Entries from a dataset:

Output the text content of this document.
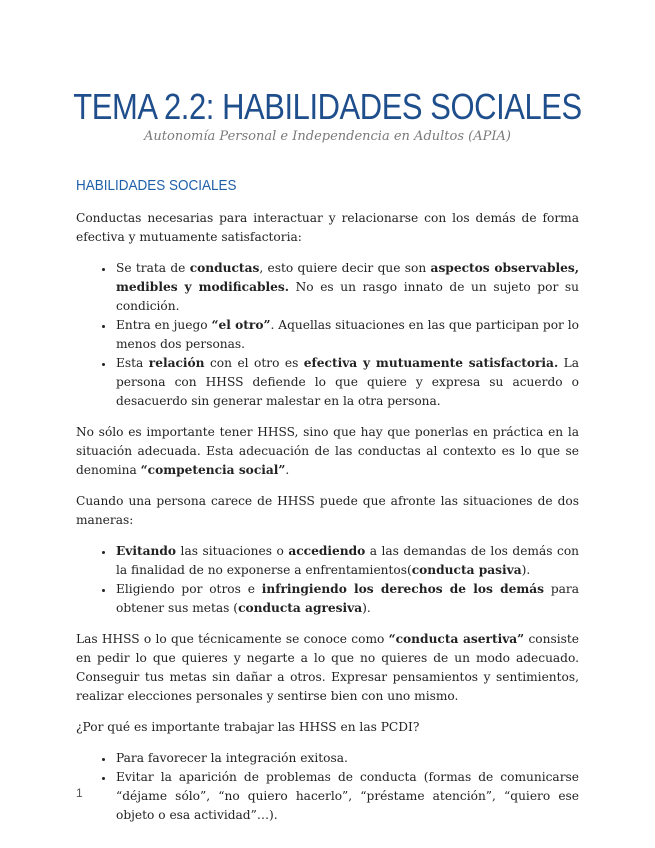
TEMA 2.2: HABILIDADES SOCIALES
Autonomía Personal e Independencia en Adultos (APIA)
HABILIDADES SOCIALES

Conductas necesarias para interactuar y relacionarse con los demás de forma efectiva y mutuamente satisfactoria:

• Se trata de conductas, esto quiere decir que son aspectos observables, medibles y modificables. No es un rasgo innato de un sujeto por su condición.
• Entra en juego “el otro”. Aquellas situaciones en las que participan por lo menos dos personas.
• Esta relación con el otro es efectiva y mutuamente satisfactoria. La persona con HHSS defiende lo que quiere y expresa su acuerdo o desacuerdo sin generar malestar en la otra persona.

No sólo es importante tener HHSS, sino que hay que ponerlas en práctica en la situación adecuada. Esta adecuación de las conductas al contexto es lo que se denomina “competencia social”.

Cuando una persona carece de HHSS puede que afronte las situaciones de dos maneras:

• Evitando las situaciones o accediendo a las demandas de los demás con la finalidad de no exponerse a enfrentamientos(conducta pasiva).
• Eligiendo por otros e infringiendo los derechos de los demás para obtener sus metas (conducta agresiva).

Las HHSS o lo que técnicamente se conoce como “conducta asertiva” consiste en pedir lo que quieres y negarte a lo que no quieres de un modo adecuado. Conseguir tus metas sin dañar a otros. Expresar pensamientos y sentimientos, realizar elecciones personales y sentirse bien con uno mismo.

¿Por qué es importante trabajar las HHSS en las PCDI?

• Para favorecer la integración exitosa.
• Evitar la aparición de problemas de conducta (formas de comunicarse “déjame sólo”, “no quiero hacerlo”, “préstame atención”, “quiero ese objeto o esa actividad”…).
1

■ **THE REQUEST**:
Report every line in the data above in which the word "HABILIDADES" appears.

■ **REPLY TO THE TASK**:
TEMA 2.2: HABILIDADES SOCIALES
HABILIDADES SOCIALES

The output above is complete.